### [Tekst strony]
30 lat temu tragicznie zginął Jacek Żaba

4 lutego 1989 r. młody mężczyzna wyszedł z więzienia na przepustkę i skoczył z bloku na os. Przy Arce 13A. Wybrał śmierć, bo piekło które przeżył za kratami było nie do zniesienia.

Początek tragicznej historii sięga 1985 r.

– To co się wtedy działo wokół nas wołało o pomstę do nieba – wspomina dziś Kazimierz Krauze, pracowników krakowskiego MPK. – PZPR robiło co chciało. Ówczesny sekretarz podczas jednej z wizyt w krakowskim MPK był tak pijany, że nie mógł przejść przez drzwi. Wartownik, który chciał mu pomóc, trzy dni później już nie pracował. Tak władza dziękowała „trzeźwo myślącym” obywatelom.

 

Krazue chciał zrobić coś, żeby pokazać ówczesnej władzy, że w społeczeństwie nie zginął duch walki z uciskająca ludzi komuną. Dołączył do niego, wówczas 22-letni Jacek Żaba, działacz NSZZ „Solidarność” w Miejskim Przedsiębiorstwie Komunikacji w Krakowie.  W nocy z 12 na 13 grudnia 1985 r. w zajezdni MPK w Krakowie-Czyżynach razem przeprowadzili akcję w celu przypomnienia o rocznicy wprowadzenia stanu wojennego. Wspólnie poprzecinali paski klinowe w 30 autobusach.

 

„Zamach terrorystyczny”

Niestety incydent uznany przez władzę za „zamach terrorystyczny”, został dość szybko wykryty. Autobusy rano były już sprawne, a nad głowami Żaby i Krauzego zawisły czarne chmury.

Zdaniem Macieja Gawlikowskiego, autora artykułu „Droga Krzyżowa Jacka Żaby” (Tygodnik Powszechny 19.05.2008) śledztwo zostało potraktowane bardzo poważnie. Do prowadzenia sprawy prokuratura wyznaczyła młodego, utalentowanego prokuratora Jerzego Biedermana.



 

Z ramienia Wydziału Śledczego SB dochodzenie nadzorował porucznik Jerzy Stachowicz, znany wśród krakowskich opozycjonistów ze względu na stosowane metody śledcze.

### [Opis zadania]
Przytocz dosłownie fragment tekstu o Jacku Żabie od słów „Początek tragicznej historii” aż po słowa „w 30 autobusach.”. Listing pochodzi z innego źródła niż tekst o Jacku Żabie.

### [Adnotacje ramek elementów]
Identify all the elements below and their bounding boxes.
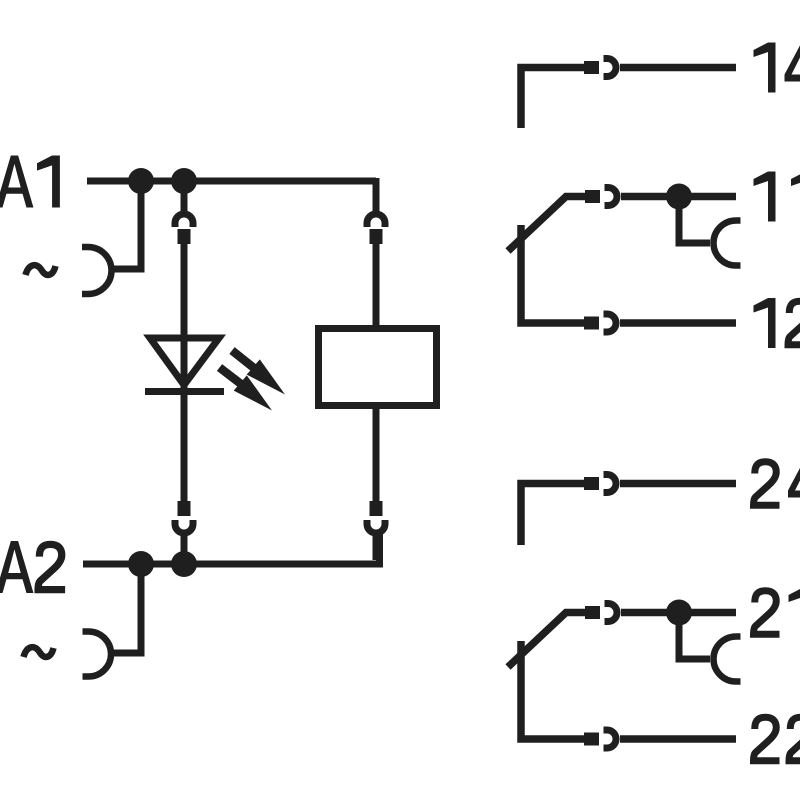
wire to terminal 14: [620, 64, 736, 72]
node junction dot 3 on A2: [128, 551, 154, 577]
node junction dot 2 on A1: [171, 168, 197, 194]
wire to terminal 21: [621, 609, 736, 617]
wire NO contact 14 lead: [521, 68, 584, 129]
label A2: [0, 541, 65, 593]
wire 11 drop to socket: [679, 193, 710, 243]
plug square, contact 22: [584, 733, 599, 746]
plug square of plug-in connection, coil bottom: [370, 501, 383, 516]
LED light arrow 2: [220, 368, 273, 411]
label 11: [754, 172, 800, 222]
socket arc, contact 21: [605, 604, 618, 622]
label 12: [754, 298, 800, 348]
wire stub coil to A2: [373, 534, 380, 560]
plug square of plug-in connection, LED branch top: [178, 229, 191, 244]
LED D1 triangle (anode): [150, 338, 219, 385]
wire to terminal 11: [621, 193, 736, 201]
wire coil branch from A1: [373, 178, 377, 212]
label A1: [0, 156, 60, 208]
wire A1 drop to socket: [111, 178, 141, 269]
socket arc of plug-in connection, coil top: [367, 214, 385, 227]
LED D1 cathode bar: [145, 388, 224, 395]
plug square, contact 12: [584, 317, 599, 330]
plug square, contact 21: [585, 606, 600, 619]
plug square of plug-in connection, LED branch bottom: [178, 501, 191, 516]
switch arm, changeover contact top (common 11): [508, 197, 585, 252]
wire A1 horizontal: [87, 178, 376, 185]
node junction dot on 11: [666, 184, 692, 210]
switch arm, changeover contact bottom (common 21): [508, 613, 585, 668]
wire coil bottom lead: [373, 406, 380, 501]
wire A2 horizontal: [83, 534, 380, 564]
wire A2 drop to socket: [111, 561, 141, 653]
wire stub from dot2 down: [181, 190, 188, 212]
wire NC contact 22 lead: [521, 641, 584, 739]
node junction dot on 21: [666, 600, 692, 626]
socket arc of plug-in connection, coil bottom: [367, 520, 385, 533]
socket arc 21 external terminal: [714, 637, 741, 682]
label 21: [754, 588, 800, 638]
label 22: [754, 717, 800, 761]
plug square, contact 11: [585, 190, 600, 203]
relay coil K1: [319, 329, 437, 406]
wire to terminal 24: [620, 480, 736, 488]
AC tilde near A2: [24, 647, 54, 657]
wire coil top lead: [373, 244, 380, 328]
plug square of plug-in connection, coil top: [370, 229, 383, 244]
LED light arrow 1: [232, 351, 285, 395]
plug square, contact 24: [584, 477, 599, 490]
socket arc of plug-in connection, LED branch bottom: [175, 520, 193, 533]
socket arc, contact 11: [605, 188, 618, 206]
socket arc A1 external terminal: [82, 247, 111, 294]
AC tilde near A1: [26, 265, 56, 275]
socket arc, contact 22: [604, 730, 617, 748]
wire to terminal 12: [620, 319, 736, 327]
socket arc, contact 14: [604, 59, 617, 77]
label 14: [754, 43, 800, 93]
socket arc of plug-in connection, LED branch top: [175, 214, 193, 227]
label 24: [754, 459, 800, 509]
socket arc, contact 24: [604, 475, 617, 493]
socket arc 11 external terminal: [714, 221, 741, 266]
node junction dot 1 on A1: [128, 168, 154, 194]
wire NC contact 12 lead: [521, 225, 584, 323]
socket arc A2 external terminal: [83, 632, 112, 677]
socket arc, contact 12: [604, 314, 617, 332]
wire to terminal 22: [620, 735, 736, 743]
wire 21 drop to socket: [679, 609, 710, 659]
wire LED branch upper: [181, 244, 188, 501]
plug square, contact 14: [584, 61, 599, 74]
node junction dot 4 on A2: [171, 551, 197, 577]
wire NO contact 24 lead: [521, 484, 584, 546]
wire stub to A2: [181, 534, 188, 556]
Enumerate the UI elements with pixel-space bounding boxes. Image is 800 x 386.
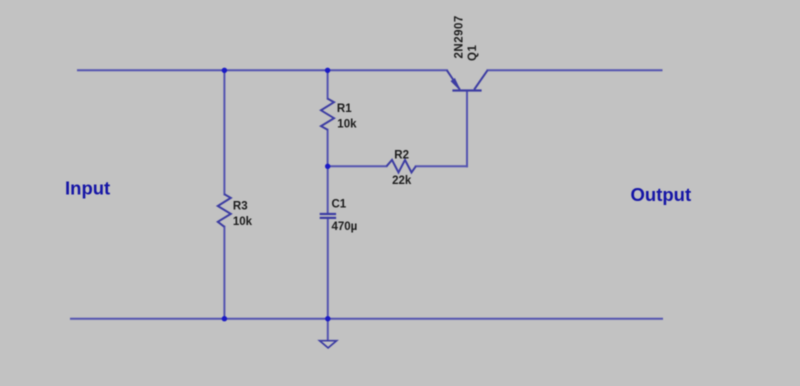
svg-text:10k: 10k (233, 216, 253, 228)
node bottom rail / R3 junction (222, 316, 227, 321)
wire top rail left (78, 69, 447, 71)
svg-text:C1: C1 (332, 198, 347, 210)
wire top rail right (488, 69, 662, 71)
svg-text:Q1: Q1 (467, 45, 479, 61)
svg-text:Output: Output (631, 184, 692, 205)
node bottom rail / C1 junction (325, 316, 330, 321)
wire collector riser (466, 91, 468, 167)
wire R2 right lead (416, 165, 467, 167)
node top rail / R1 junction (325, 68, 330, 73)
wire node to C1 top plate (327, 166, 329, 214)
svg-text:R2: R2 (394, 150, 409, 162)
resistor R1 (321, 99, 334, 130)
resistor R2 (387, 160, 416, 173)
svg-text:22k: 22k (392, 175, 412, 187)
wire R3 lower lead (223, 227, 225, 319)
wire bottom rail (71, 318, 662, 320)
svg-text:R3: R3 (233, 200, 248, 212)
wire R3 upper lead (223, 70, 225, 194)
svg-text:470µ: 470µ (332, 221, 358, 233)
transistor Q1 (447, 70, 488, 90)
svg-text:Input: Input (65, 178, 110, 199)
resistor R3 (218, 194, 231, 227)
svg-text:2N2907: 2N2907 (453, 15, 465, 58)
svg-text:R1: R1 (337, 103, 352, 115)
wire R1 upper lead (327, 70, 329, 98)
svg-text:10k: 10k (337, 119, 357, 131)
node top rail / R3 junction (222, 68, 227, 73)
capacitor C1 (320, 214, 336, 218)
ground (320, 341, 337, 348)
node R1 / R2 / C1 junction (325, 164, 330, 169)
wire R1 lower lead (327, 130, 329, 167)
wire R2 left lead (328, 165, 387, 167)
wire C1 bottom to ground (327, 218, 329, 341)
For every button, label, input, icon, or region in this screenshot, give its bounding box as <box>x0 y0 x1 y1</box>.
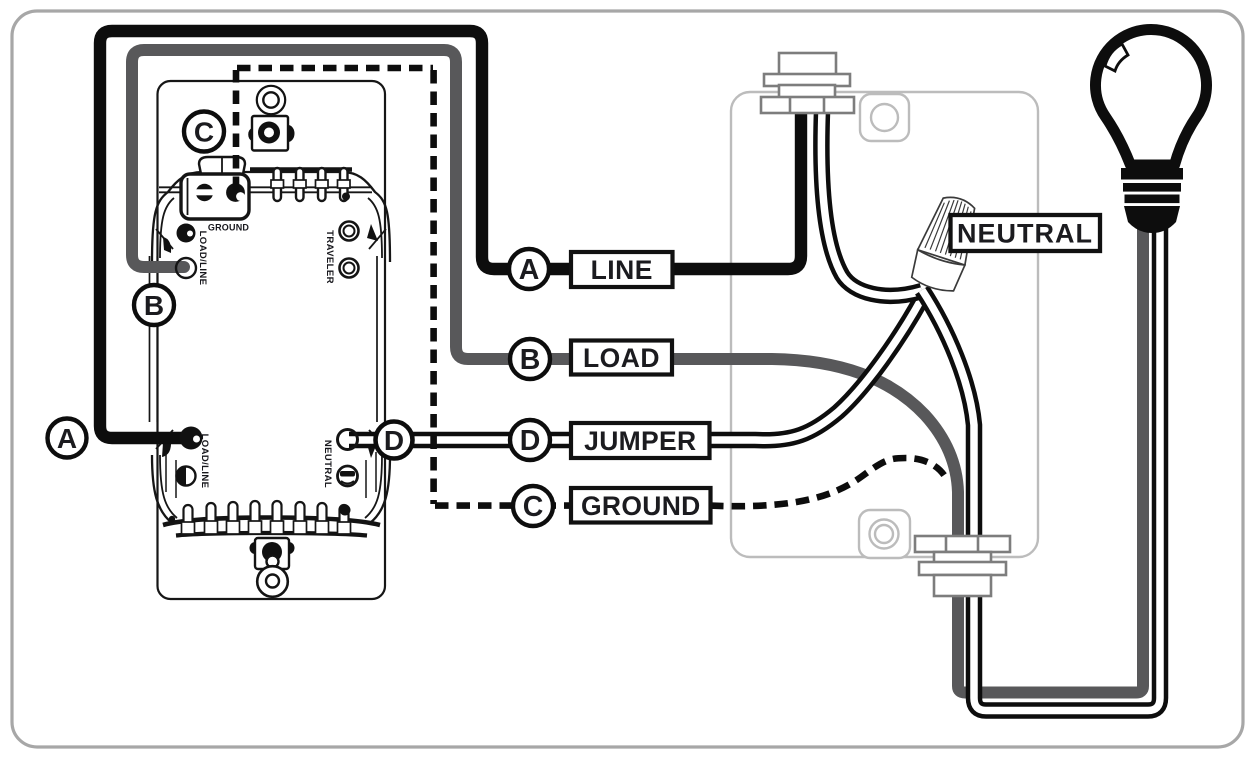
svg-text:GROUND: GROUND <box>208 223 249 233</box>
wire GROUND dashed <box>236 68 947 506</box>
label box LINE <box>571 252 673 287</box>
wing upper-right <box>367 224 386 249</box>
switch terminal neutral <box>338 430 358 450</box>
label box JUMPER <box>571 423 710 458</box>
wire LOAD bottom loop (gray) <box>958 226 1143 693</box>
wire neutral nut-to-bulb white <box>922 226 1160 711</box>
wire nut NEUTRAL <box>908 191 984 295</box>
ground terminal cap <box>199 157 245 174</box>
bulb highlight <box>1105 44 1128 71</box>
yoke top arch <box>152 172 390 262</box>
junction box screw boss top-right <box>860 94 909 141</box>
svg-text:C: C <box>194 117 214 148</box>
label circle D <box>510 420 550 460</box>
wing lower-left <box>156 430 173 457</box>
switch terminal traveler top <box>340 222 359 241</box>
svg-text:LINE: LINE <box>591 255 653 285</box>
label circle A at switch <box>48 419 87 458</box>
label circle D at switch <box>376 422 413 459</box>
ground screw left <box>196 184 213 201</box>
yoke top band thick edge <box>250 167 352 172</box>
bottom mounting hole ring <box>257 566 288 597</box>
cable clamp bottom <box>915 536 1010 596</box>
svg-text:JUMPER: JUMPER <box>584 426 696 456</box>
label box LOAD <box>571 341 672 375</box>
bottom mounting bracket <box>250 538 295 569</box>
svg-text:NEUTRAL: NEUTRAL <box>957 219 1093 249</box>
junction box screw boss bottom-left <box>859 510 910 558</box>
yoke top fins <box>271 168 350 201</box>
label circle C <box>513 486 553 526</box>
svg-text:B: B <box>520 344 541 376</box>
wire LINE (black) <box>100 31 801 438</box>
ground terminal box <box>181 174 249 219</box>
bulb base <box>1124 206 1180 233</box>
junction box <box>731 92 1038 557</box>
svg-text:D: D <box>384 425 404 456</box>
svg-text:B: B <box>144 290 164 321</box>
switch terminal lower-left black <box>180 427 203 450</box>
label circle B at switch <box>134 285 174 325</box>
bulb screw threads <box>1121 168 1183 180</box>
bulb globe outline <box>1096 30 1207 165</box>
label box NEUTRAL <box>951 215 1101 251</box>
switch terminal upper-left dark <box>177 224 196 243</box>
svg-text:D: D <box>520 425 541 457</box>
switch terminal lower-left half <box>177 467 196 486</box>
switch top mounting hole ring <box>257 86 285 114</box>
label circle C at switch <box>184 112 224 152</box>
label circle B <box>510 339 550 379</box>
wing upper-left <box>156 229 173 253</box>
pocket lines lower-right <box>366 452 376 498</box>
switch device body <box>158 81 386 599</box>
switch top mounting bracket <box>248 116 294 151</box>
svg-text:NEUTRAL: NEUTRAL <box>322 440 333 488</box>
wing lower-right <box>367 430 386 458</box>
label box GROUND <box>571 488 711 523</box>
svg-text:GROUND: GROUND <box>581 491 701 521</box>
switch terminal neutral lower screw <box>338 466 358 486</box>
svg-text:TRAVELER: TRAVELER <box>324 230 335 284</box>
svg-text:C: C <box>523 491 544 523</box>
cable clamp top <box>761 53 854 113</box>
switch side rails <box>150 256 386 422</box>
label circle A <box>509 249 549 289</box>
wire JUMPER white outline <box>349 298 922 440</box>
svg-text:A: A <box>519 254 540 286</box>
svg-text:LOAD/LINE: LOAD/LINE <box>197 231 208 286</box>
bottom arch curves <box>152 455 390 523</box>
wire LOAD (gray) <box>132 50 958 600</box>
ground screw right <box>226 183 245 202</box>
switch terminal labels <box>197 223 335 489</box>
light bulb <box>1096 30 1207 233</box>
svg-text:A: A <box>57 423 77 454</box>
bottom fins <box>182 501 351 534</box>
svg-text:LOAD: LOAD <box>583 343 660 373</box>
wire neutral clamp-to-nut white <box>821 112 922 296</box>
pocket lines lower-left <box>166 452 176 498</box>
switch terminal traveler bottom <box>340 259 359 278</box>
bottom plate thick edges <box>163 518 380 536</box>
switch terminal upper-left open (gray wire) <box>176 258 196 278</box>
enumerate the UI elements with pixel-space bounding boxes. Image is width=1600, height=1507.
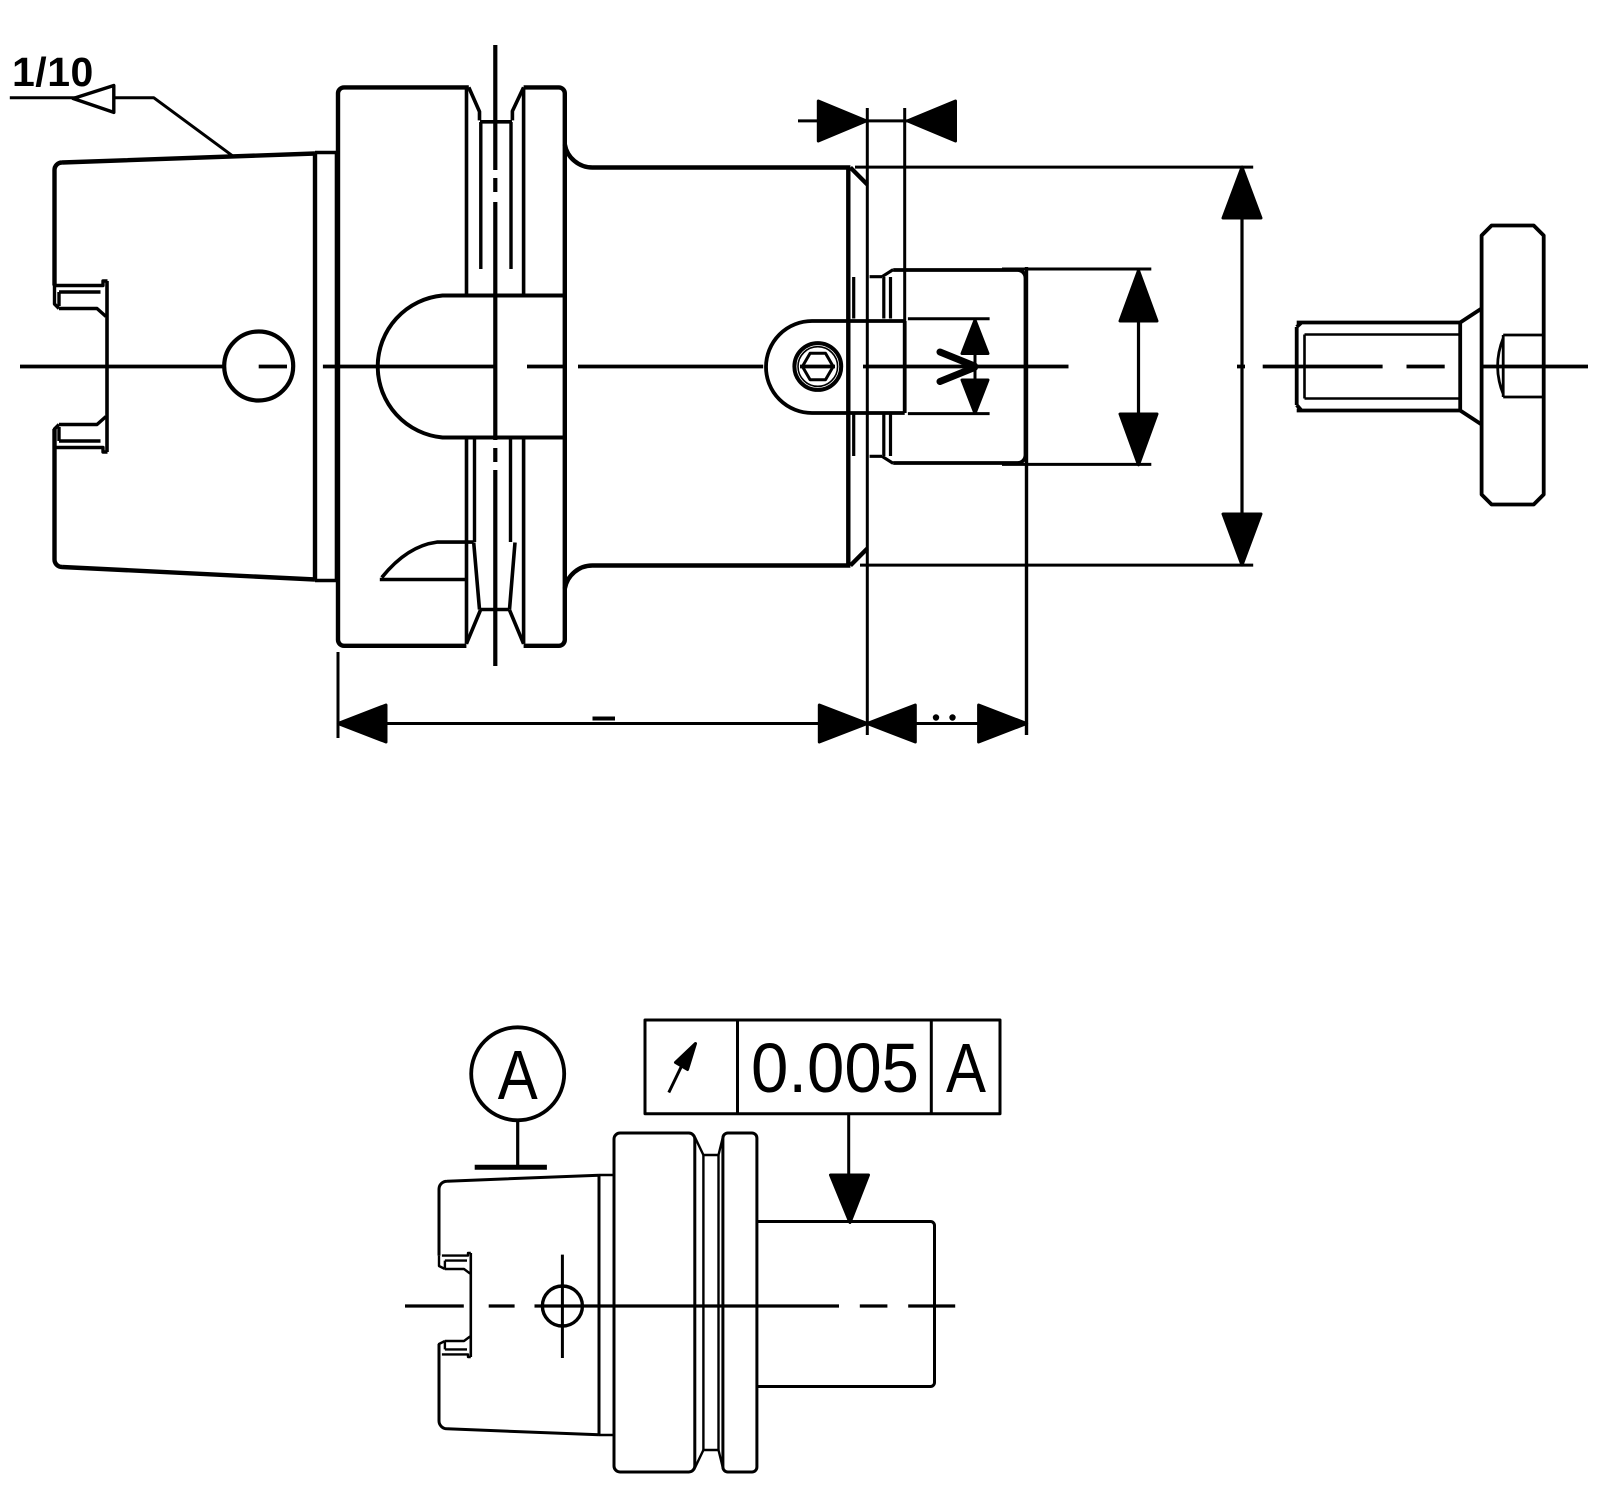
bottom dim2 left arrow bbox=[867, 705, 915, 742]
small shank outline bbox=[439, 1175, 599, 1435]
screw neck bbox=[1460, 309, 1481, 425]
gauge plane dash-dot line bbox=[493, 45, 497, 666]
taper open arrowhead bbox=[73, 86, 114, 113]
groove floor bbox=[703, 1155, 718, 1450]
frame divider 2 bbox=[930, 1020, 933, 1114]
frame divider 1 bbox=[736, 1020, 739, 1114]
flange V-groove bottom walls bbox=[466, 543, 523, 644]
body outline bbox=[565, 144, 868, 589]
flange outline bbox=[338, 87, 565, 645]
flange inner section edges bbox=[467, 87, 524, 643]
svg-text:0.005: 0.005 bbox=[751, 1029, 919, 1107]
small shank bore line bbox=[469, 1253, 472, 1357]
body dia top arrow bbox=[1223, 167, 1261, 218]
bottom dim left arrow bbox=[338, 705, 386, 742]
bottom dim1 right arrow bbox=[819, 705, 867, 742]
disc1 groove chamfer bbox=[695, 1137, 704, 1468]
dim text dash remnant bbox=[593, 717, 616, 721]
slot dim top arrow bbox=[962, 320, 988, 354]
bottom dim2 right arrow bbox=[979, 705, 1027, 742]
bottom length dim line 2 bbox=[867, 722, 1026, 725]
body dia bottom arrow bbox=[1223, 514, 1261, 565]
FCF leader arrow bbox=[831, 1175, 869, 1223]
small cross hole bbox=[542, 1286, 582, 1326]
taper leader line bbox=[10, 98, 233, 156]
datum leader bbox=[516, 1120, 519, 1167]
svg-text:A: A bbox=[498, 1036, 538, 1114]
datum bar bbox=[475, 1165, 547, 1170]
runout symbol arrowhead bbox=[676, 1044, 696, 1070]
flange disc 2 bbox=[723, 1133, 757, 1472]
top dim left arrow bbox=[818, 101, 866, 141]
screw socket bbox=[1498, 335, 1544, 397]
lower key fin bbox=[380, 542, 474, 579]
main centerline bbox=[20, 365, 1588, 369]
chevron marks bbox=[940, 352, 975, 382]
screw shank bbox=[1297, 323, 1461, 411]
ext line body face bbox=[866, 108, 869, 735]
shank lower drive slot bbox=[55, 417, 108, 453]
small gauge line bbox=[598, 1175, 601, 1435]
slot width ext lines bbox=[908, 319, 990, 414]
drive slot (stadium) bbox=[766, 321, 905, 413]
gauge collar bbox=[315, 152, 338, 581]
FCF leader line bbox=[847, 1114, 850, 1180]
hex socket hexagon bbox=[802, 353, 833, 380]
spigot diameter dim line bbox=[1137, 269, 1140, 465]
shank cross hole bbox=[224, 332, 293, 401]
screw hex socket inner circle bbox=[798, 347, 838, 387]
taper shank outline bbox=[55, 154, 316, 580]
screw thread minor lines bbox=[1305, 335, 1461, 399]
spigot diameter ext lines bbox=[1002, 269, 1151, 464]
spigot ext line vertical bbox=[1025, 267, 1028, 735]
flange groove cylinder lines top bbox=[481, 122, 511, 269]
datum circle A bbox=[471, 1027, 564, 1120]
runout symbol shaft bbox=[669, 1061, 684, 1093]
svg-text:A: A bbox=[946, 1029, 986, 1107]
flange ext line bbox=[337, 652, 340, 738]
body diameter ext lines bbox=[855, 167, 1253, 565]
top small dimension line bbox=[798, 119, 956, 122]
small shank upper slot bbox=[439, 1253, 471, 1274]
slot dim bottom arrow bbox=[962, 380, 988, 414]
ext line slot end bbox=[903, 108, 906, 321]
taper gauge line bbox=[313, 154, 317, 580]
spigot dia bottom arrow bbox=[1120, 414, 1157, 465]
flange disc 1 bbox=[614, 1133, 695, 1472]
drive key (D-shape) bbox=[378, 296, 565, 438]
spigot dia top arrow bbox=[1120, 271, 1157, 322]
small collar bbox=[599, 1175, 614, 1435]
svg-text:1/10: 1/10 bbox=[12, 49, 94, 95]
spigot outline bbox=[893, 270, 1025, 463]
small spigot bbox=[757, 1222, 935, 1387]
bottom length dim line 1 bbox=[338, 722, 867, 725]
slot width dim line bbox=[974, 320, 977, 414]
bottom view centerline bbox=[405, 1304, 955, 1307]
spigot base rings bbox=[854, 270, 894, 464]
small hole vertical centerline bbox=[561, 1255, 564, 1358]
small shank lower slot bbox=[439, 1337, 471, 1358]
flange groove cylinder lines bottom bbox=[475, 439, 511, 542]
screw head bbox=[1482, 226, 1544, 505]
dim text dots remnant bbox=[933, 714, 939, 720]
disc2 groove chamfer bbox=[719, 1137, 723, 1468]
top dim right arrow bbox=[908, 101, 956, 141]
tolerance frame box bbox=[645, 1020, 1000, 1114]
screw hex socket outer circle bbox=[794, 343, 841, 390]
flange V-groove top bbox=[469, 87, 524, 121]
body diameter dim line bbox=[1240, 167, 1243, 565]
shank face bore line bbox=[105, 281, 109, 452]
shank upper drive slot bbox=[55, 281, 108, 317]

### [Oczekiwana odpowiedź]
Początek tragicznej historii sięga 1985 r.

– To co się wtedy działo wokół nas wołało o pomstę do nieba – wspomina dziś Kazimierz Krauze, pracowników krakowskiego MPK. – PZPR robiło co chciało. Ówczesny sekretarz podczas jednej z wizyt w krakowskim MPK był tak pijany, że nie mógł przejść przez drzwi. Wartownik, który chciał mu pomóc, trzy dni później już nie pracował. Tak władza dziękowała „trzeźwo myślącym” obywatelom.

 

Krazue chciał zrobić coś, żeby pokazać ówczesnej władzy, że w społeczeństwie nie zginął duch walki z uciskająca ludzi komuną. Dołączył do niego, wówczas 22-letni Jacek Żaba, działacz NSZZ „Solidarność” w Miejskim Przedsiębiorstwie Komunikacji w Krakowie.  W nocy z 12 na 13 grudnia 1985 r. w zajezdni MPK w Krakowie-Czyżynach razem przeprowadzili akcję w celu przypomnienia o rocznicy wprowadzenia stanu wojennego. Wspólnie poprzecinali paski klinowe w 30 autobusach.